Problem to work on
Look through the data below and report how many lines include "color". Only the number should be given.

Input rows
┌──

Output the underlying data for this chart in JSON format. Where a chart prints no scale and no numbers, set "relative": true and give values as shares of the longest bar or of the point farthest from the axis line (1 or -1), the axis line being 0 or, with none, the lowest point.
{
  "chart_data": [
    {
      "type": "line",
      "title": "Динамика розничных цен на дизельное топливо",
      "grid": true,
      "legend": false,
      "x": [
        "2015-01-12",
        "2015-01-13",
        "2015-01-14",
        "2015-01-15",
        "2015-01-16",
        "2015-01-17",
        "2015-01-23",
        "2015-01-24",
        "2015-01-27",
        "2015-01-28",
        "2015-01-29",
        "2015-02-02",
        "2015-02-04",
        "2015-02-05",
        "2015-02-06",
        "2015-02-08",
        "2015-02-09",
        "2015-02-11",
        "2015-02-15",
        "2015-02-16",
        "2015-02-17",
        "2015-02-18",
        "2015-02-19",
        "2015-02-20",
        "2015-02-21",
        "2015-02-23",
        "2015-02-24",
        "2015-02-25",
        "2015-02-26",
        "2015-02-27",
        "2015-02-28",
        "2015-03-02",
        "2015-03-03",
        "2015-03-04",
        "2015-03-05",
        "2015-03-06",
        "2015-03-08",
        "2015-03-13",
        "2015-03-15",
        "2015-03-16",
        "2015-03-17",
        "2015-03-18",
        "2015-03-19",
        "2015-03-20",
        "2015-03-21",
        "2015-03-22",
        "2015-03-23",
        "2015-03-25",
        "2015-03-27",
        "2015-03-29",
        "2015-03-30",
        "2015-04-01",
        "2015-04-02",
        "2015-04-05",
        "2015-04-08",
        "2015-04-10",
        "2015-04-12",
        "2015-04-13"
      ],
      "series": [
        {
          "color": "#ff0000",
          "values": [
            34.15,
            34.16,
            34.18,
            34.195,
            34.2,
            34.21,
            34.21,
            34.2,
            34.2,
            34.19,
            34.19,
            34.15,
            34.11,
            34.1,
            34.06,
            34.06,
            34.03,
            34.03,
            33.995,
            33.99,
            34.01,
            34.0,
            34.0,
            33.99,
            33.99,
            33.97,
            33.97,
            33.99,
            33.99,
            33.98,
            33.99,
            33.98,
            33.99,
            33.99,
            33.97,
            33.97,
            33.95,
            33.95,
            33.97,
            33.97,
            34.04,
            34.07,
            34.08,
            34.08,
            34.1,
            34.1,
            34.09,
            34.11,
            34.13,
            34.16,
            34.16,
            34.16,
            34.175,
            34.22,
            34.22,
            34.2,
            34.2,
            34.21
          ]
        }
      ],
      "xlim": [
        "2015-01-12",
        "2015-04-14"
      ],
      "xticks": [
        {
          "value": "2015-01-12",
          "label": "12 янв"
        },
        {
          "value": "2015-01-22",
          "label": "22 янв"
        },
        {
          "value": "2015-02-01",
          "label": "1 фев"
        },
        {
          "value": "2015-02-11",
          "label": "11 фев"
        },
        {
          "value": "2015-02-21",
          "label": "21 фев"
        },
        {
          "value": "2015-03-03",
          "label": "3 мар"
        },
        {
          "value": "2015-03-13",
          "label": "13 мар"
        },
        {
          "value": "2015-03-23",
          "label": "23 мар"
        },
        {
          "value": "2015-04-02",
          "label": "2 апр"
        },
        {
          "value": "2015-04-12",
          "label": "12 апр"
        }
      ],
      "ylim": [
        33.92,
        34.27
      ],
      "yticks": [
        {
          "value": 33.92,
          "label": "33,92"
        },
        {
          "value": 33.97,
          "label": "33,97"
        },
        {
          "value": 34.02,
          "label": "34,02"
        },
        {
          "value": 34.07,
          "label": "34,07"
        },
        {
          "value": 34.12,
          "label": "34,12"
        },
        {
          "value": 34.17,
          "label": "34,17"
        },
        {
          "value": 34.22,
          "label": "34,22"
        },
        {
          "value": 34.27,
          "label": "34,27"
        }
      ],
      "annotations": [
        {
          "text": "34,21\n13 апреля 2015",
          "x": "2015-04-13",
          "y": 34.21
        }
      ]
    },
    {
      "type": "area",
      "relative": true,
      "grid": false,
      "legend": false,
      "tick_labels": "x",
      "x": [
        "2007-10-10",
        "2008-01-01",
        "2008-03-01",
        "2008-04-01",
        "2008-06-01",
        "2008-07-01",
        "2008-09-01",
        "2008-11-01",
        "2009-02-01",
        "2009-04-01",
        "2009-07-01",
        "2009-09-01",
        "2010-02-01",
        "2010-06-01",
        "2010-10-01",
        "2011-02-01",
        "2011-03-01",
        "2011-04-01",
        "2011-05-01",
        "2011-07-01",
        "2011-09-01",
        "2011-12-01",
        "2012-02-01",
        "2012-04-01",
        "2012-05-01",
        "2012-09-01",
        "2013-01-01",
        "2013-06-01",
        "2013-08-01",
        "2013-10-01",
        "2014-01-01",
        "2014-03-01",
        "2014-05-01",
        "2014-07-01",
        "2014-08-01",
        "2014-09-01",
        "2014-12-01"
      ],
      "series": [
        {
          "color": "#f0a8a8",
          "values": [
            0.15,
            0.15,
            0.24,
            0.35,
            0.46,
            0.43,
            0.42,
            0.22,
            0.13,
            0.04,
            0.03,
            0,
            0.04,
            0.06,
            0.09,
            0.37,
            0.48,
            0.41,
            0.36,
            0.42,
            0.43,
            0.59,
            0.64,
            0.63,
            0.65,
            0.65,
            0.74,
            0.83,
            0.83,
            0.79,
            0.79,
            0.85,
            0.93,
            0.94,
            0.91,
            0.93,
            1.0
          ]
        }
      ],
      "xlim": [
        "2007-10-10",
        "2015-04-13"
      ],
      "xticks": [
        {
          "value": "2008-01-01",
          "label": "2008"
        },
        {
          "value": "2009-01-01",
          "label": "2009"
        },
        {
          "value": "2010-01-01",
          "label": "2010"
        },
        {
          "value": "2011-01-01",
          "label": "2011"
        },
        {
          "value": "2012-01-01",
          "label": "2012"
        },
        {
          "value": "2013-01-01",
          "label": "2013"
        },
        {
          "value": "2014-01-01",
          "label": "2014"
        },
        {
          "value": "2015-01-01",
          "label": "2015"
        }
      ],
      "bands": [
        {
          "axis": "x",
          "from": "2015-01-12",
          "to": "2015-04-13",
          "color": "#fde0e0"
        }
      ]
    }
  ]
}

└──

Result below
3